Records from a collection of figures
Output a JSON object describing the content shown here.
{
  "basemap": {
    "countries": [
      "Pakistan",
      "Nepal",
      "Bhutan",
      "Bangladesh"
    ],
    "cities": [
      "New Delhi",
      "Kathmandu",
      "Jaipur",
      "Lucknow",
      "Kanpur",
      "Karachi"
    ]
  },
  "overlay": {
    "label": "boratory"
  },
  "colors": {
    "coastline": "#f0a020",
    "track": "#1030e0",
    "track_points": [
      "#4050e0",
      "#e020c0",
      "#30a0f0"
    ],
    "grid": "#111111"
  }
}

EXERCISE
Exactly reproduce every record.

COMPLETED EXERCISE
Output a JSON object describing the content shown here.
{
  "basemap": {
    "countries": [
      "Pakistan",
      "Nepal",
      "Bhutan",
      "Bangladesh"
    ],
    "cities": [
      "New Delhi",
      "Kathmandu",
      "Jaipur",
      "Lucknow",
      "Kanpur",
      "Karachi"
    ]
  },
  "overlay": {
    "label": "boratory"
  },
  "colors": {
    "coastline": "#f0a020",
    "track": "#1030e0",
    "track_points": [
      "#4050e0",
      "#e020c0",
      "#30a0f0"
    ],
    "grid": "#111111"
  }
}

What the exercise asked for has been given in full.